TASK DETAILS - Identify all lines of the data containing the string "Potential" and copy them.

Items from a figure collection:
Begin

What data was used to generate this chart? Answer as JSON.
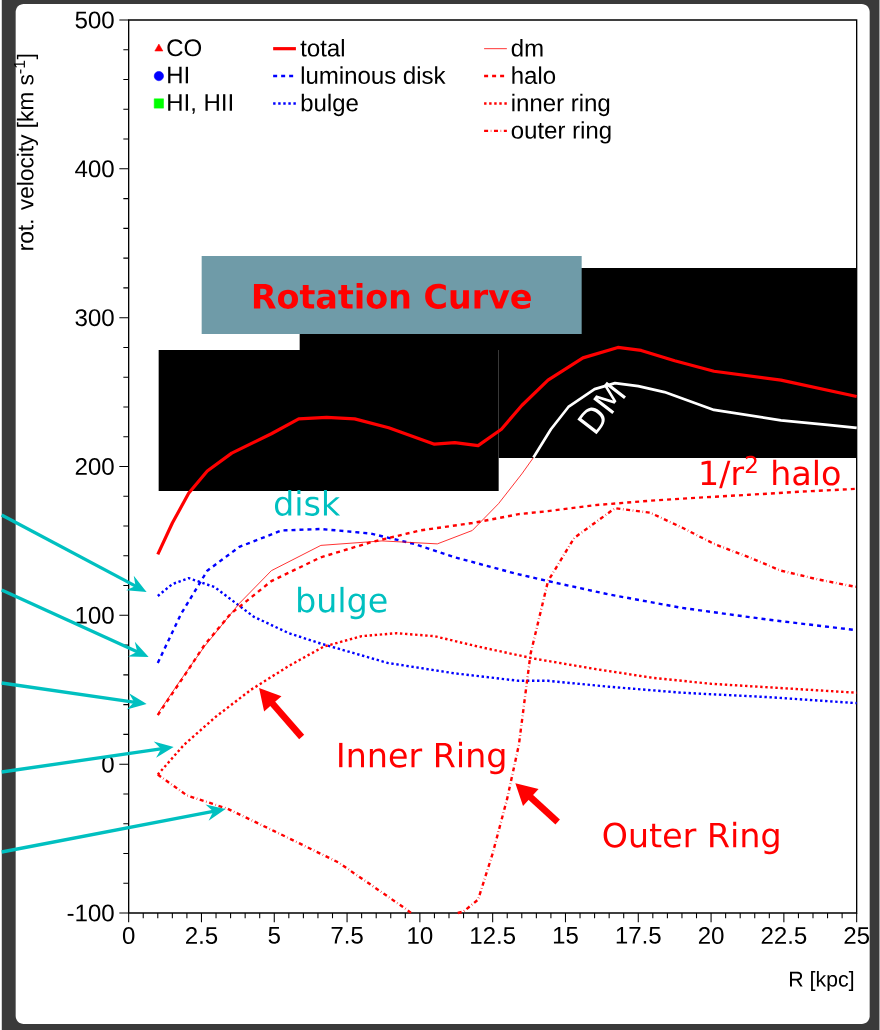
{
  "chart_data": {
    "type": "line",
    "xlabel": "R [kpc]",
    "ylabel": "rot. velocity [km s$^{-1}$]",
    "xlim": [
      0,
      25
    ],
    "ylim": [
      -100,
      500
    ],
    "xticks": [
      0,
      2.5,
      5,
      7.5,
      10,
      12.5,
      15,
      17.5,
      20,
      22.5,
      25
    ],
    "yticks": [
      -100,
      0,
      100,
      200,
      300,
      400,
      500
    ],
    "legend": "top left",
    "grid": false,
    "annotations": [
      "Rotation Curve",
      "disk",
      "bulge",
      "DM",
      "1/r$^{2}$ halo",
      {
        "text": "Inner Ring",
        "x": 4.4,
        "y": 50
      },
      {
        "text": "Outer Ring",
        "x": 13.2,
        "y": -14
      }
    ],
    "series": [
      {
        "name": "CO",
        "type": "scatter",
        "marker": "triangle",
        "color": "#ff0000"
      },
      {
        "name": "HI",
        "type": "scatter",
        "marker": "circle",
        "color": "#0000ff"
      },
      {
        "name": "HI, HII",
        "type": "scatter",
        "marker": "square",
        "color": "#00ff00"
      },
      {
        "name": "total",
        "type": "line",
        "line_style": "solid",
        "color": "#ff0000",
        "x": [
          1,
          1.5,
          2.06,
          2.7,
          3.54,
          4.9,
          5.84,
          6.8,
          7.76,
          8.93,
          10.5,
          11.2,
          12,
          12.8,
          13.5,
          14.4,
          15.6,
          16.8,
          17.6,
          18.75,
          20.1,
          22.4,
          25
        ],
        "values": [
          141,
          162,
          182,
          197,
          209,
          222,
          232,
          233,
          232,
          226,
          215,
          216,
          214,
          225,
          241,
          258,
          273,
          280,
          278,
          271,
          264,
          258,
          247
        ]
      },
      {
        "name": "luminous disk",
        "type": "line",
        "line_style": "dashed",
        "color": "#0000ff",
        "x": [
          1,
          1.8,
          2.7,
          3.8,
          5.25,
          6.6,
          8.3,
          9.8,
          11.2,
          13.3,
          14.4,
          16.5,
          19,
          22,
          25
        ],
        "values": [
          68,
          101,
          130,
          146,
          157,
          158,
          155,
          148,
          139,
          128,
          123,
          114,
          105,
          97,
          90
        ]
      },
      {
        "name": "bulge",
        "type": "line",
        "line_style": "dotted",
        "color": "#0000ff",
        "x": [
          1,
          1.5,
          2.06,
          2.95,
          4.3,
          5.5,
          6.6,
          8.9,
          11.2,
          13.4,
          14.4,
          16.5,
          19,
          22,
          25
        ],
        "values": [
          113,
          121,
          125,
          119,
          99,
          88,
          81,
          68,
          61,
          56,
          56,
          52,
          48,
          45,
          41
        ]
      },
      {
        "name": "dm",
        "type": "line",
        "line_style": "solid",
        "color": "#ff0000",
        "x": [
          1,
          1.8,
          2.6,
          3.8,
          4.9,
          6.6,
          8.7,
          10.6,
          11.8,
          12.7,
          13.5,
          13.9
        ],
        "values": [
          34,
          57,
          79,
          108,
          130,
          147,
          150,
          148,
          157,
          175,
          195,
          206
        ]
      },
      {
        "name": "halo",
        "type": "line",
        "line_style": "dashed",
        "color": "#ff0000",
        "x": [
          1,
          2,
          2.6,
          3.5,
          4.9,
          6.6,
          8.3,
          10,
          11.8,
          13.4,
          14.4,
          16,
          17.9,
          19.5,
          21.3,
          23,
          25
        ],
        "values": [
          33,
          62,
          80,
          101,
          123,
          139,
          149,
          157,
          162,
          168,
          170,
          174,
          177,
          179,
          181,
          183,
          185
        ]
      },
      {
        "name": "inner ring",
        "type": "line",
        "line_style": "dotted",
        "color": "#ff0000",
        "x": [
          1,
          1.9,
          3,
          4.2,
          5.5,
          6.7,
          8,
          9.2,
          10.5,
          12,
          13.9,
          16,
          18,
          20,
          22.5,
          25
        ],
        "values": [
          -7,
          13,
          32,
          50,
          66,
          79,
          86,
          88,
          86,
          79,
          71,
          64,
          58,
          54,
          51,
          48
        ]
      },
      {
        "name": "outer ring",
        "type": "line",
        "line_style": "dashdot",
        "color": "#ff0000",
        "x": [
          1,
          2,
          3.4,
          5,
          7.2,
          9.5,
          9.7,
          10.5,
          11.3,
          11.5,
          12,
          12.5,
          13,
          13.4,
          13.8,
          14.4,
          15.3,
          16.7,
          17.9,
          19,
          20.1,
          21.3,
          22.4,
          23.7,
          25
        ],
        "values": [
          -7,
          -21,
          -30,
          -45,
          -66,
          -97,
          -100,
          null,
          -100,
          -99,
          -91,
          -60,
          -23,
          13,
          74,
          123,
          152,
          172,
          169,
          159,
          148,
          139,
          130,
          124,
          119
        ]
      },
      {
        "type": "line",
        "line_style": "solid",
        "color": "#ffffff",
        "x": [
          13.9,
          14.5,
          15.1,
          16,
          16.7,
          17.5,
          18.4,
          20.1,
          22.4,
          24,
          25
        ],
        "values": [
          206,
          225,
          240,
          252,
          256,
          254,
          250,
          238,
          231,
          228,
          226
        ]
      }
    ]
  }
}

End
Begin

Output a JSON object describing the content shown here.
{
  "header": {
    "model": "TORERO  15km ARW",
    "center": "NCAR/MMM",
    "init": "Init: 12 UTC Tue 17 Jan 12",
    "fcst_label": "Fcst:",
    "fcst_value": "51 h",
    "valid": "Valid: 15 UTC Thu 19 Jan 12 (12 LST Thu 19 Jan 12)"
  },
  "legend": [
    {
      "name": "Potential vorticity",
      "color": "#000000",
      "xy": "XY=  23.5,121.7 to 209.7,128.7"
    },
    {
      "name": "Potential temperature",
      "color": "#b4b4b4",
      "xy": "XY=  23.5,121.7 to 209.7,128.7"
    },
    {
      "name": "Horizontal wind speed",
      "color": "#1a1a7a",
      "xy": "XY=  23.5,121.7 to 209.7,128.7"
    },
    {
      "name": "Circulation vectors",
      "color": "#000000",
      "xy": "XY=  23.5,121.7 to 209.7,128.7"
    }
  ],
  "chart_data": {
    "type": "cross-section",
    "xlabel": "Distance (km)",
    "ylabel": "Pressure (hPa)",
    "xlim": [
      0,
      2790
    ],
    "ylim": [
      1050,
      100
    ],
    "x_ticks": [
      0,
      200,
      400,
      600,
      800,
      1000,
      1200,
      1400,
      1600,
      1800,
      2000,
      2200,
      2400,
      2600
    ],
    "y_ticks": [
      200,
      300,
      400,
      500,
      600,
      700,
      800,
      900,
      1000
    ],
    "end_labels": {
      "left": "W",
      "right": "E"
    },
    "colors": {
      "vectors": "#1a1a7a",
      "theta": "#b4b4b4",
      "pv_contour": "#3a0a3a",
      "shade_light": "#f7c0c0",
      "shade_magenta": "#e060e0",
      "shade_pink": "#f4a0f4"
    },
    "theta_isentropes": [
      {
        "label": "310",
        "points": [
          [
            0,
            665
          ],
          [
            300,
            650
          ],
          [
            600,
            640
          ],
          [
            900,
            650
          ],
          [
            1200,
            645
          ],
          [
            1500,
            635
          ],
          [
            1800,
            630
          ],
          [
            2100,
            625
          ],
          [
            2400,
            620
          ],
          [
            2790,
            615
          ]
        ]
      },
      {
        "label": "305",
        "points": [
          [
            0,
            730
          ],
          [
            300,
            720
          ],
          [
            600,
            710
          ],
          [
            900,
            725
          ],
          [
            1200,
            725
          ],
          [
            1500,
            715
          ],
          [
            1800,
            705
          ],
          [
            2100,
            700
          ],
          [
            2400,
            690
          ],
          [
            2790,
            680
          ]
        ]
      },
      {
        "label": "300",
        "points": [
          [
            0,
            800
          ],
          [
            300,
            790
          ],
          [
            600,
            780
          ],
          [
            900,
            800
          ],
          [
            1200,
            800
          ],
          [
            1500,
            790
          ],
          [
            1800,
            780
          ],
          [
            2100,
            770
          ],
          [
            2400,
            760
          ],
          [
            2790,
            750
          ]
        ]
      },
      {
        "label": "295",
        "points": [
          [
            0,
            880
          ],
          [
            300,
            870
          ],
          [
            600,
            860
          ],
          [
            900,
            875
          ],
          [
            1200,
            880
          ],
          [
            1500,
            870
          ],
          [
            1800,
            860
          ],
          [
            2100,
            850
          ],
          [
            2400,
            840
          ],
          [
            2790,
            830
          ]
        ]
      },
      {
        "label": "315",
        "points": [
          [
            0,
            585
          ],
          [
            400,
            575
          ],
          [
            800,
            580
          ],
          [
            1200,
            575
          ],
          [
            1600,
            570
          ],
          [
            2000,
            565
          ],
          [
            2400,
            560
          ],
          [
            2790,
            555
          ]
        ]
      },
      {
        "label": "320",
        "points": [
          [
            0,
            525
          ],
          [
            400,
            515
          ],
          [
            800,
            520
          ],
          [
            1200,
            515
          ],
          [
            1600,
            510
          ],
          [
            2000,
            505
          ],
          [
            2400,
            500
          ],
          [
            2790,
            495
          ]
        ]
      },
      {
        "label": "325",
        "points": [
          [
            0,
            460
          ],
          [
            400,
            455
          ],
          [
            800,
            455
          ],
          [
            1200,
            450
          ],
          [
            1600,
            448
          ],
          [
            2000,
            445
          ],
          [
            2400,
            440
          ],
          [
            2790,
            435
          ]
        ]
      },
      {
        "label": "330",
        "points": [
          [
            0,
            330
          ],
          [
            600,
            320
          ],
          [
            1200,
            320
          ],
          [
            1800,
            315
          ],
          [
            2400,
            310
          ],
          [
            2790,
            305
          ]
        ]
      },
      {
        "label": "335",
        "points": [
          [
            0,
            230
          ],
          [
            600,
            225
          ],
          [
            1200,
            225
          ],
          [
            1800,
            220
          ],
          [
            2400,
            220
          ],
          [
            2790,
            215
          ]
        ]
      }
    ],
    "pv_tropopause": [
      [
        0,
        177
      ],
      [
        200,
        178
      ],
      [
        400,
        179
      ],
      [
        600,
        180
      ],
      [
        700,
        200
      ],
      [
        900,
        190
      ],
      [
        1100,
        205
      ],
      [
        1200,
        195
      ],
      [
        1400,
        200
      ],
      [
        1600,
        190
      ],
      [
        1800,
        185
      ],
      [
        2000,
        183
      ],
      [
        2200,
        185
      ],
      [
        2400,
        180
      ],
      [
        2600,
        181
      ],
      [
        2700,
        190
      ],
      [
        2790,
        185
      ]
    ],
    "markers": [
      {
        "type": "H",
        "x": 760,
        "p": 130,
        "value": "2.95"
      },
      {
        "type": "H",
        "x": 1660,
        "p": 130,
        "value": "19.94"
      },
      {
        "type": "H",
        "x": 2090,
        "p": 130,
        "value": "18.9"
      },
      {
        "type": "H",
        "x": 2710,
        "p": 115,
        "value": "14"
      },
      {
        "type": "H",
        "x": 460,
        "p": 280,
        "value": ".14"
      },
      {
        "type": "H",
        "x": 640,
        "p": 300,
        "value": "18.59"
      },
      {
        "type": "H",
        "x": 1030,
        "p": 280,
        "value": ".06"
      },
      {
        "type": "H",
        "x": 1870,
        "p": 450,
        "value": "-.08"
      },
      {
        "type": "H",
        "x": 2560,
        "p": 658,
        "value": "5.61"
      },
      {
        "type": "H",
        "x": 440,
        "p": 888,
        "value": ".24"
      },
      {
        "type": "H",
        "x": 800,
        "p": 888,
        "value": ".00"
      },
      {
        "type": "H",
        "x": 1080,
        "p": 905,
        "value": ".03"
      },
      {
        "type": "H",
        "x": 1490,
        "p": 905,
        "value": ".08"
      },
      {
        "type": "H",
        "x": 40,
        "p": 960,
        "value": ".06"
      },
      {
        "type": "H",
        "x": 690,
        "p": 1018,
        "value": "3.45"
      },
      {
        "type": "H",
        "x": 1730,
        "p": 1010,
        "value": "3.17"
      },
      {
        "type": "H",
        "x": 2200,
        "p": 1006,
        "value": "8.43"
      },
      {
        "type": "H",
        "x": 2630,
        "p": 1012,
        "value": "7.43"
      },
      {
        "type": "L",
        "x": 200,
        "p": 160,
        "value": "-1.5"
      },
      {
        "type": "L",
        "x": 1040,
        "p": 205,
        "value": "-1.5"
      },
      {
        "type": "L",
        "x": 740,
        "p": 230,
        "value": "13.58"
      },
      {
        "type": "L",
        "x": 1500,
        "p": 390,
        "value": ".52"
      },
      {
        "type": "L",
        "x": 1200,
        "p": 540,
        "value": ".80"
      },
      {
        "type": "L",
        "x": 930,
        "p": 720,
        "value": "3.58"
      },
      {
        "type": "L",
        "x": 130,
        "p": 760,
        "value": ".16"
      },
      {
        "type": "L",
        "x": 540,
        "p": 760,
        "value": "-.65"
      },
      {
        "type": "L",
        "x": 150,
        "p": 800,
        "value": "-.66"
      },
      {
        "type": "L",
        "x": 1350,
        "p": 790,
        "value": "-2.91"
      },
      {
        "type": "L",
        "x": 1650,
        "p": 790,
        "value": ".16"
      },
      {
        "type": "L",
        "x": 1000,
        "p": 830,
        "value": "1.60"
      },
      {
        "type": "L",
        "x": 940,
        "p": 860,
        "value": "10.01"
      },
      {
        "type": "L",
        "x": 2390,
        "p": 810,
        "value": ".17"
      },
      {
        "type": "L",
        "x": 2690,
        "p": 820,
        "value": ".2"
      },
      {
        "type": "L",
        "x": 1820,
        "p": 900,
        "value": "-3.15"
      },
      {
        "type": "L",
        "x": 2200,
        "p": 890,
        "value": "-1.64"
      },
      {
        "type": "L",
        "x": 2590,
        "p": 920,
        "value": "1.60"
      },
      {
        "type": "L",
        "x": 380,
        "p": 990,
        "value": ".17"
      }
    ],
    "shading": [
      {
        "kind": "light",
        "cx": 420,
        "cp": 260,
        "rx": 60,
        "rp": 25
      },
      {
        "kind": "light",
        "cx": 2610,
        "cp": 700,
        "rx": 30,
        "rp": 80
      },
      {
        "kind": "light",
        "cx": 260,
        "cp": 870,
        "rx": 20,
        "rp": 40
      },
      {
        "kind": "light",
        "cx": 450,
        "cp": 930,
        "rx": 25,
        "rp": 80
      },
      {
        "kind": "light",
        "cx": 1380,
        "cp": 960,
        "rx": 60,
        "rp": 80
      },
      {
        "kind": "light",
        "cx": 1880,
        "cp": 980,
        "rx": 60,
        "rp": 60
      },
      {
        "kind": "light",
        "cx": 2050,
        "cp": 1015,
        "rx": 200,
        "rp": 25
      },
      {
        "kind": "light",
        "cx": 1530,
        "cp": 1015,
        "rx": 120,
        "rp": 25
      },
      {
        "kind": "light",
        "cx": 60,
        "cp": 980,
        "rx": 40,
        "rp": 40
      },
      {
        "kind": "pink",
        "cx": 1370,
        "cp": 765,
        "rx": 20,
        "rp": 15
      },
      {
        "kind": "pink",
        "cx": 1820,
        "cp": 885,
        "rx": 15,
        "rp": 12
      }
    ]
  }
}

End

RESPONSE TO THE TASK -
      "name": "Potential vorticity",
      "name": "Potential temperature",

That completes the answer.